:: MATERIALS PROVIDED ::
————
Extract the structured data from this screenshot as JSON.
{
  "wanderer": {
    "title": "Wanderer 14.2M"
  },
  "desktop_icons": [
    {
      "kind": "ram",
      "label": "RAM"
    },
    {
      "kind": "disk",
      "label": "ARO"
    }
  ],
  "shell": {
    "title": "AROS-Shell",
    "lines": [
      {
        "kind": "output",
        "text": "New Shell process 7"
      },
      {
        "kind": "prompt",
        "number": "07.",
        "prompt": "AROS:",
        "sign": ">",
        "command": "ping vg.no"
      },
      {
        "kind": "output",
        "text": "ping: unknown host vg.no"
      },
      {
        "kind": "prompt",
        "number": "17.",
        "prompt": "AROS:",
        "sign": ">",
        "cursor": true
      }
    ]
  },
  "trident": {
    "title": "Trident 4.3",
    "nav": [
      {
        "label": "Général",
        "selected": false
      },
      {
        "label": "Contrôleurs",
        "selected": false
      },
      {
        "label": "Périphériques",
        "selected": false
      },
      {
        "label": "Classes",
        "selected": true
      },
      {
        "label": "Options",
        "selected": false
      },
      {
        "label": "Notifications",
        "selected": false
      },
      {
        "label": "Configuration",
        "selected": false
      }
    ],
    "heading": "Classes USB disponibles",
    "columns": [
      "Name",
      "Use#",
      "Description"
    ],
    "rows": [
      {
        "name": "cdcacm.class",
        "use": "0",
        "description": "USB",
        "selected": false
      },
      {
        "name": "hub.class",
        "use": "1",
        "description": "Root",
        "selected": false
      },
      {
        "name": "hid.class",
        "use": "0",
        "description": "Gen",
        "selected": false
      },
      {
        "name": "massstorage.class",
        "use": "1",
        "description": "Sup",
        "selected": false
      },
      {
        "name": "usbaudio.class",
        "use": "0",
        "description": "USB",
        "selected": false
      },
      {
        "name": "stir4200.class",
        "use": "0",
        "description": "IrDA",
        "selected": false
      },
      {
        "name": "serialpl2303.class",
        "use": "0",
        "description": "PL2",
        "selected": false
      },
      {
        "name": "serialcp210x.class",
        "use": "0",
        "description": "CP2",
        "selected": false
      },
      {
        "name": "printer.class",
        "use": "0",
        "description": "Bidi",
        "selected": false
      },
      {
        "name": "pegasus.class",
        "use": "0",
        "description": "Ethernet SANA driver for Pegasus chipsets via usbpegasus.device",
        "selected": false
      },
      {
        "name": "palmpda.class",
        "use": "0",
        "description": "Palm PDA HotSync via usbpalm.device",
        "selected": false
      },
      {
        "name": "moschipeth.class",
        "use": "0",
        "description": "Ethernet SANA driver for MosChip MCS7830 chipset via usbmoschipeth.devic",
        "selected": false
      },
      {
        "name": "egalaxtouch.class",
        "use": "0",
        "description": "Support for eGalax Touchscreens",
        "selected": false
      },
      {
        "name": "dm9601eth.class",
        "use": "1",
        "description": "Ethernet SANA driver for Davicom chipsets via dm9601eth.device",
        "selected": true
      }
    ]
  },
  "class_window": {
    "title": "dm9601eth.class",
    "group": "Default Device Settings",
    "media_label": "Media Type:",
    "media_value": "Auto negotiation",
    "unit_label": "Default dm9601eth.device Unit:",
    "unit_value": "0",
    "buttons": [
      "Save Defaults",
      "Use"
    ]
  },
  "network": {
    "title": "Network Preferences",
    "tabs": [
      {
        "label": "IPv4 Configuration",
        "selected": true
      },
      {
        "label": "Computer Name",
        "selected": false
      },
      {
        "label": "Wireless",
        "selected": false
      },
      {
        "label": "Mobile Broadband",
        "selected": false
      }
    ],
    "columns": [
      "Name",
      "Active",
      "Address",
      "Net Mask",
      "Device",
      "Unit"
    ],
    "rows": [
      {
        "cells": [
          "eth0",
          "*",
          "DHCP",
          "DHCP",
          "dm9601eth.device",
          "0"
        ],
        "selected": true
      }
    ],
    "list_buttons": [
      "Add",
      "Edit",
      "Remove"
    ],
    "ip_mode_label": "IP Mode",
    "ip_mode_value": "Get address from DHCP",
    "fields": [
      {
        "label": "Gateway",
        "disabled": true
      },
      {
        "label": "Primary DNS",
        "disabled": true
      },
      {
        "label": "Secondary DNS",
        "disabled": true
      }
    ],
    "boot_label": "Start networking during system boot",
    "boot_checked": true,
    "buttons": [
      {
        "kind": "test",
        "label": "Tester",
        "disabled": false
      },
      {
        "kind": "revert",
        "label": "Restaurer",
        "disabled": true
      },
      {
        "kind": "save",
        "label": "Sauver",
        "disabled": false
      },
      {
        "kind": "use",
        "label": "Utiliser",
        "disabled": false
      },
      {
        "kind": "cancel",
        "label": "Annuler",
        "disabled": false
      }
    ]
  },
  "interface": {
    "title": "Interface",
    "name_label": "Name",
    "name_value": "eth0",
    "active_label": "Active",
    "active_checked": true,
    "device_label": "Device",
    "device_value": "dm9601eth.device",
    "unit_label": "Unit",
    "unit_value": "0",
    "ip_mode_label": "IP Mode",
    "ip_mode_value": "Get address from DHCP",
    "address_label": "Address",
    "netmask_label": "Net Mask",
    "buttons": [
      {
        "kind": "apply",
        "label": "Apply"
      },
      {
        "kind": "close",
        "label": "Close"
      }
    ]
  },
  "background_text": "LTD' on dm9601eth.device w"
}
————
:: PROBLEM STATEMENT ::
Check every line of the data, and copy the ones that contain "Ethernet".

:: ANSWER TO THIS EXERCISE ::
        "description": "Ethernet SANA driver for Pegasus chipsets via usbpegasus.device",
        "description": "Ethernet SANA driver for MosChip MCS7830 chipset via usbmoschipeth.devic",
        "description": "Ethernet SANA driver for Davicom chipsets via dm9601eth.device",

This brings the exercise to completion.